» Exercise aim:
Below are entries. Pull out all lines containing "screenshot".

[start]

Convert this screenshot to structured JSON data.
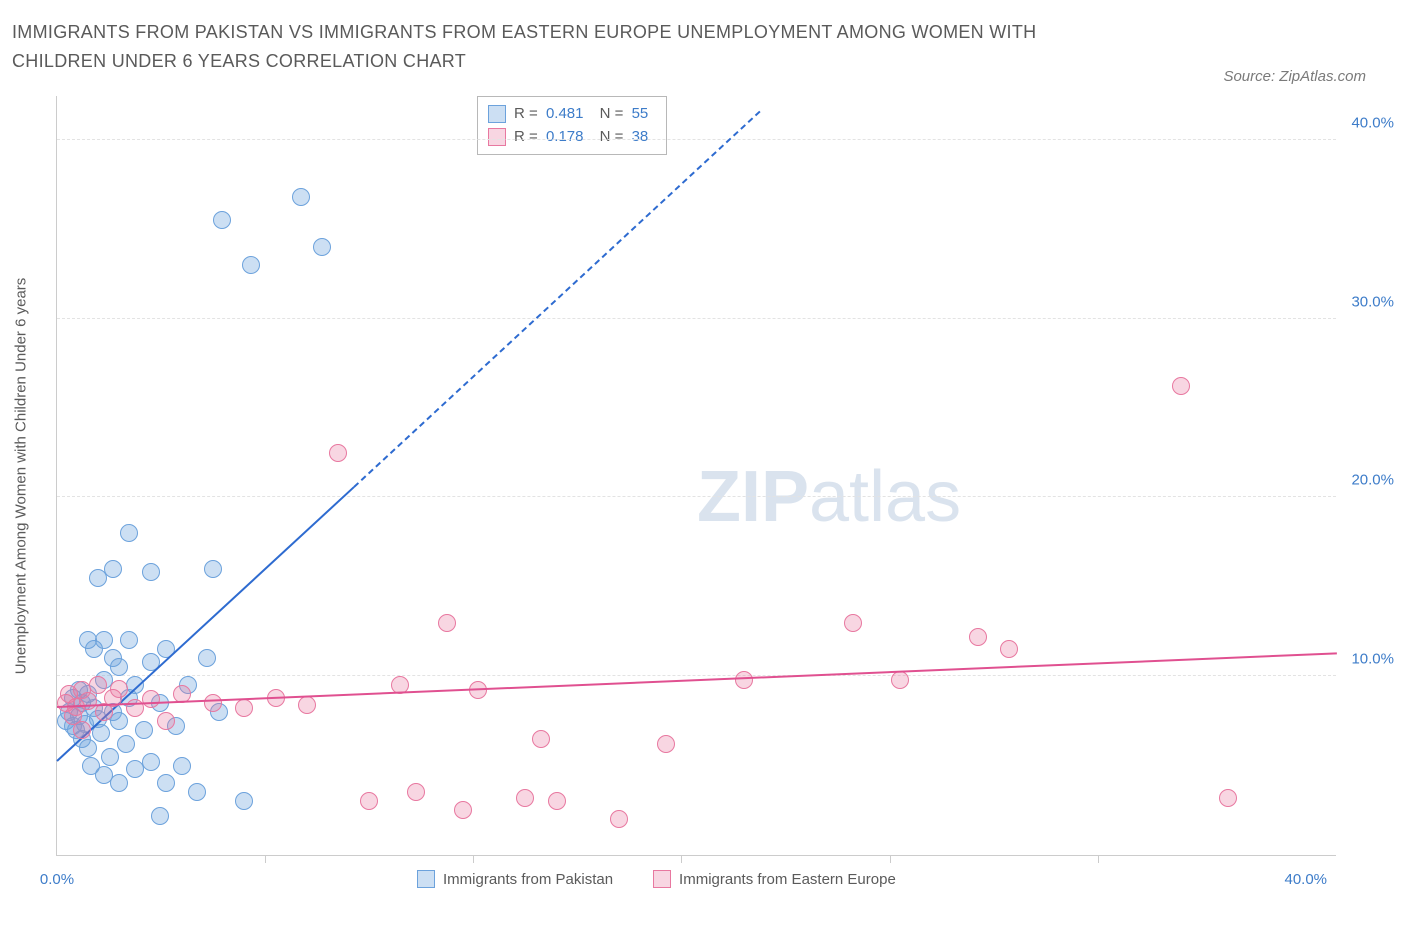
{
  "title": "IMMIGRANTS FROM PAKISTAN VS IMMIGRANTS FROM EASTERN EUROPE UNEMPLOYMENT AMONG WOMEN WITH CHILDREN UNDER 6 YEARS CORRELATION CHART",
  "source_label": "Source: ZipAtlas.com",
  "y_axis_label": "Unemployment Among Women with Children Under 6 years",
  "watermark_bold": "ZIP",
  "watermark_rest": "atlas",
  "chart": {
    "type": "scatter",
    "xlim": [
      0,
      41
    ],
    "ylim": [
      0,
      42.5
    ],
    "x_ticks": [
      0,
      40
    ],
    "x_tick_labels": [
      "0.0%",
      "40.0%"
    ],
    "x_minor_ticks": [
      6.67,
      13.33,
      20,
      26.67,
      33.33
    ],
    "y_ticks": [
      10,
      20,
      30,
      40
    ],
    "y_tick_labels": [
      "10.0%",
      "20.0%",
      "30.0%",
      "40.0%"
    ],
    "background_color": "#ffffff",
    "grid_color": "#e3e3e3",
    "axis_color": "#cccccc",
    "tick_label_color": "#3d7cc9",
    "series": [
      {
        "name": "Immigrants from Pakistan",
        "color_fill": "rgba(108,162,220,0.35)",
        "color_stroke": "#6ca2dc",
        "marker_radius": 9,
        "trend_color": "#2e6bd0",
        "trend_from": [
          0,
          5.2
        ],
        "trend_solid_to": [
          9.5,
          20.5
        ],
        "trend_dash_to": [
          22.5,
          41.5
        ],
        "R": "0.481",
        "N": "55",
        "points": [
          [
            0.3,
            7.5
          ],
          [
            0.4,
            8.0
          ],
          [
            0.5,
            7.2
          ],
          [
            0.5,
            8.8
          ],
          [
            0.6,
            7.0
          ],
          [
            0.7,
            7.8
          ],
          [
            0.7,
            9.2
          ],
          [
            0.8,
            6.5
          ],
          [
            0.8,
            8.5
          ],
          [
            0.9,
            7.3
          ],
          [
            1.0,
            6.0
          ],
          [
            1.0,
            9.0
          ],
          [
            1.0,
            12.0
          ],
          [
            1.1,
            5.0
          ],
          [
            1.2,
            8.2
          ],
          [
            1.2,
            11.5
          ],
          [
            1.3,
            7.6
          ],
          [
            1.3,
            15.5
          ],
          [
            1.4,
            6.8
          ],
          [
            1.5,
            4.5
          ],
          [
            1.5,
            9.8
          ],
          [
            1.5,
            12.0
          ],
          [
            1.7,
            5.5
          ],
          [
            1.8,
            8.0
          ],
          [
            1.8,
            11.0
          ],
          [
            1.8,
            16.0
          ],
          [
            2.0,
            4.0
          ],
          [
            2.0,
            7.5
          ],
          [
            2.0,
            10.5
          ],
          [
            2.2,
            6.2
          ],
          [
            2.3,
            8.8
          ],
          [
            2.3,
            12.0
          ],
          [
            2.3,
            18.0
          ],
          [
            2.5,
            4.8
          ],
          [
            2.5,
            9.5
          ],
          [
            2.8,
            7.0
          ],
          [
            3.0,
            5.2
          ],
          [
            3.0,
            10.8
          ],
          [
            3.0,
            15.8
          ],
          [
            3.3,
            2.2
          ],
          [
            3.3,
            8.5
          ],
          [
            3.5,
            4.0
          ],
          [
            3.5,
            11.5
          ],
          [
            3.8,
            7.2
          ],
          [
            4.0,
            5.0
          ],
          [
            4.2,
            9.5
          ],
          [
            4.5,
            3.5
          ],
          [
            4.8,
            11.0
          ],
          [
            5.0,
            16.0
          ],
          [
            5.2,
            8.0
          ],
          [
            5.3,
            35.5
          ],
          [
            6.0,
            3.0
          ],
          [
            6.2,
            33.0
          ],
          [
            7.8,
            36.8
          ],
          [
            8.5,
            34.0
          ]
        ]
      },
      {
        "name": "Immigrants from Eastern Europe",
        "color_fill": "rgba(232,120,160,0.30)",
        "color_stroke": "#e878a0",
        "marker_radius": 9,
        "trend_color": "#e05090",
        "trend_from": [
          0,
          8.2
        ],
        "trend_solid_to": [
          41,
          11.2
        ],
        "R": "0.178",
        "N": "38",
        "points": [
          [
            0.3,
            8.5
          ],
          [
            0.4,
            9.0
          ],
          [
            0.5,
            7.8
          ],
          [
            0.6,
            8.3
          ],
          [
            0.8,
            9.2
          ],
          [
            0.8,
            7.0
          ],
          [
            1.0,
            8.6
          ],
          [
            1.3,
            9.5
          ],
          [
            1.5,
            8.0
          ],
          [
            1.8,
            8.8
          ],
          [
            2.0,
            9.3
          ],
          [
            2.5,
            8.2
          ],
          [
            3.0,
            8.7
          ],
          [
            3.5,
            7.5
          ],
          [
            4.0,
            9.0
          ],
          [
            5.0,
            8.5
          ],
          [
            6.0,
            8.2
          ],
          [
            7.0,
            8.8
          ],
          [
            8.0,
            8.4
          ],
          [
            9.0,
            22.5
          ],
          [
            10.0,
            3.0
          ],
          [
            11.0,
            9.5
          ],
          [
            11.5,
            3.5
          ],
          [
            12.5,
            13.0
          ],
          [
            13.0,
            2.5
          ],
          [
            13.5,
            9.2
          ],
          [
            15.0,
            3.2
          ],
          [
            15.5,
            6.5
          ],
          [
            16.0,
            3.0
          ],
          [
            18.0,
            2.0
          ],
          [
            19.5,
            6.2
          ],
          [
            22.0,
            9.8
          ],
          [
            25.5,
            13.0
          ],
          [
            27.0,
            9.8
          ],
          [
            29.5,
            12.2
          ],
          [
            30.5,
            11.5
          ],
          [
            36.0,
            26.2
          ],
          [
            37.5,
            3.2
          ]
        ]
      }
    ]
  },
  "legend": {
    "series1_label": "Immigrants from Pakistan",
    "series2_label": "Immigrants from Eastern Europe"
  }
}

[end]
[start]

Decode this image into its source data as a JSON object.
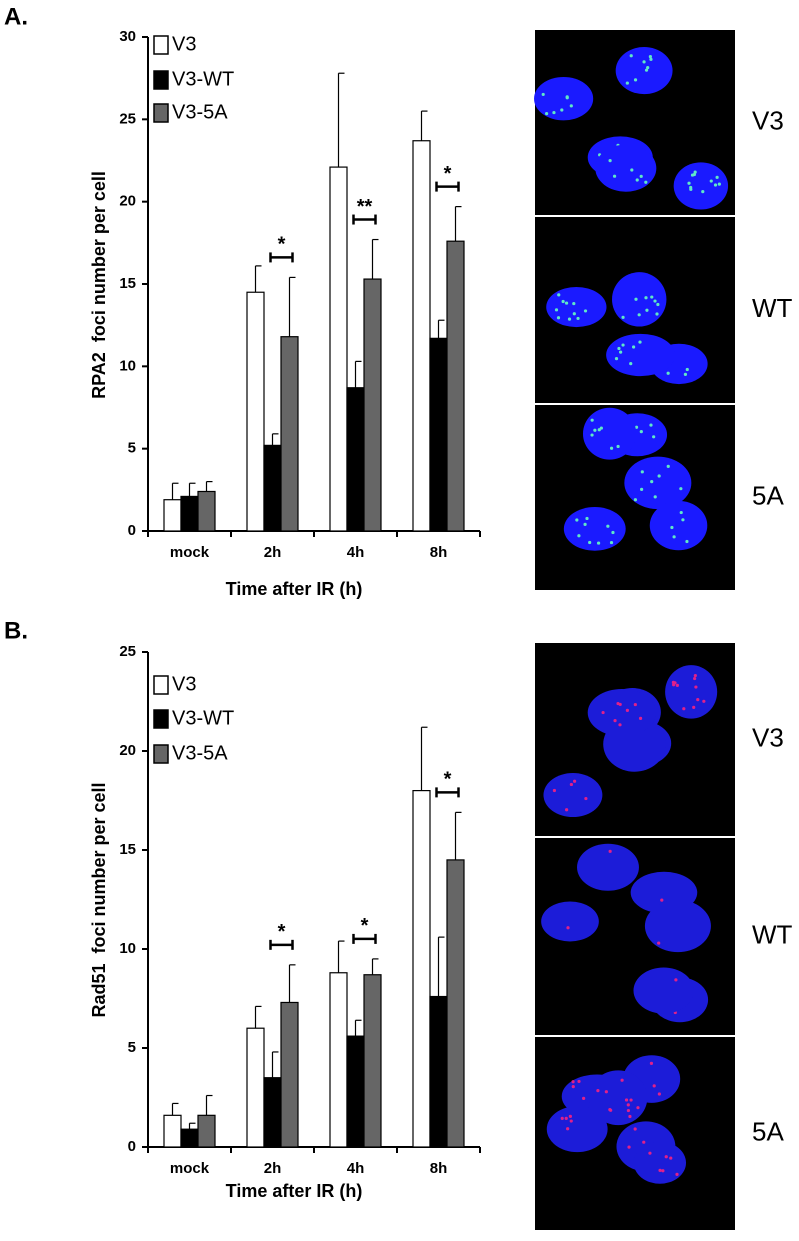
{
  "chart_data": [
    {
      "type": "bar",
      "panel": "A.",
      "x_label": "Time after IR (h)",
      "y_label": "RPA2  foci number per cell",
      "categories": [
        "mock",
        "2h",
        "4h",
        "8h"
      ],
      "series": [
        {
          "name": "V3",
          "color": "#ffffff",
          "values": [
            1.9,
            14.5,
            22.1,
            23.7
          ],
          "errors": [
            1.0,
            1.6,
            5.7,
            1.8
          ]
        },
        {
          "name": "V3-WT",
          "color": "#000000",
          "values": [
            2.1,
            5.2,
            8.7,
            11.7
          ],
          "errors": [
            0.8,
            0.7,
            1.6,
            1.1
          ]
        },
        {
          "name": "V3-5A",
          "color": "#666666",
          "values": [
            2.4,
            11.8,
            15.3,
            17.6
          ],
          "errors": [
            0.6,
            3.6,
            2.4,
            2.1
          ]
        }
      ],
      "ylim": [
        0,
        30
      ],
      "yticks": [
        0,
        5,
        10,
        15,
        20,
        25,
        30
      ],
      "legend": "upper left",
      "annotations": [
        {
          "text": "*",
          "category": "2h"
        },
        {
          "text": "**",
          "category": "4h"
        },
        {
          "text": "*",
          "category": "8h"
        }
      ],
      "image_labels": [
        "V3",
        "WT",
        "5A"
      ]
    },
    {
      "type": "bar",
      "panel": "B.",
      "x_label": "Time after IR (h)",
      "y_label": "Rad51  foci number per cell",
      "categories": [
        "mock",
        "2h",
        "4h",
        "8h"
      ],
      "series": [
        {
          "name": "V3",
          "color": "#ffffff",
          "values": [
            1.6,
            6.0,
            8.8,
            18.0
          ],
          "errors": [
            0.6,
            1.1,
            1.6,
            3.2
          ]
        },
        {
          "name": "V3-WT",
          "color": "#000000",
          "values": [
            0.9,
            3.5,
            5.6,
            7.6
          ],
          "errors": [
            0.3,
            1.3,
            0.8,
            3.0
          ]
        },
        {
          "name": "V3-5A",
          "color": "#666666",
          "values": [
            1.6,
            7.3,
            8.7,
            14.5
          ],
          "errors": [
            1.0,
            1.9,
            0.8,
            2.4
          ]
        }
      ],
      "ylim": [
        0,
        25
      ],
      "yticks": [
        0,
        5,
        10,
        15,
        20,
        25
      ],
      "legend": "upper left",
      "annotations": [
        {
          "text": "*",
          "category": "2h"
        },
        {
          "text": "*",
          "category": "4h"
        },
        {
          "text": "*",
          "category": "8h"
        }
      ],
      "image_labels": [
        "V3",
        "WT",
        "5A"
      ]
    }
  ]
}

[end]
[start]

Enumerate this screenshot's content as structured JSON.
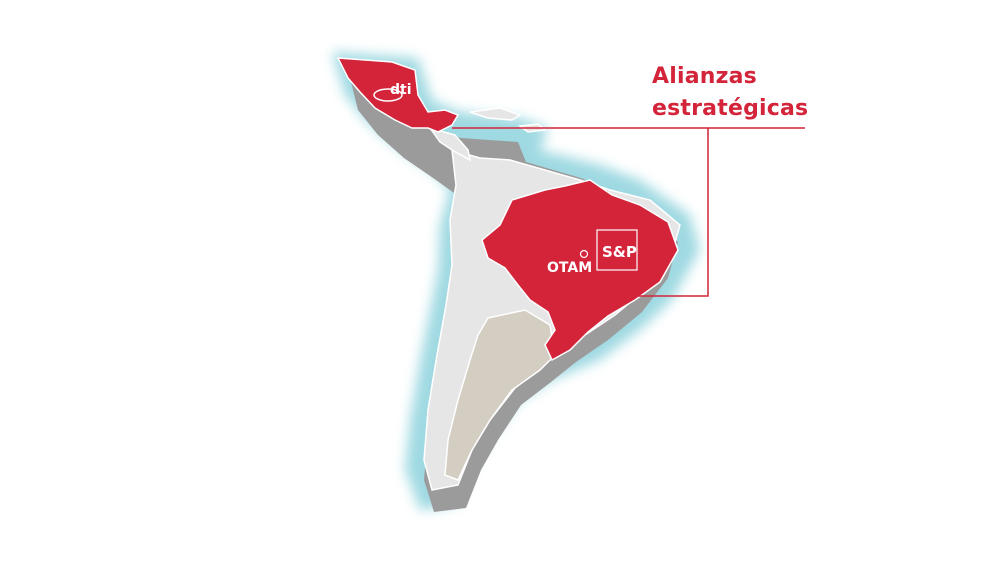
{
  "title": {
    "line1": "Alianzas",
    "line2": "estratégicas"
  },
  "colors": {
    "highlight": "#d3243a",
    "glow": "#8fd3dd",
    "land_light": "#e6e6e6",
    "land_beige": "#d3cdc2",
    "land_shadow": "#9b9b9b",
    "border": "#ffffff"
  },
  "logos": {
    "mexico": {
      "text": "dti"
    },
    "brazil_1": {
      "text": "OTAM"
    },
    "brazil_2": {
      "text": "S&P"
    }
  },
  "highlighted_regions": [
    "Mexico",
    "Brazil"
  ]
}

[end]

» Response:
Convert this screenshot to structured JSON data.
Enumerate this screenshot's content as structured JSON.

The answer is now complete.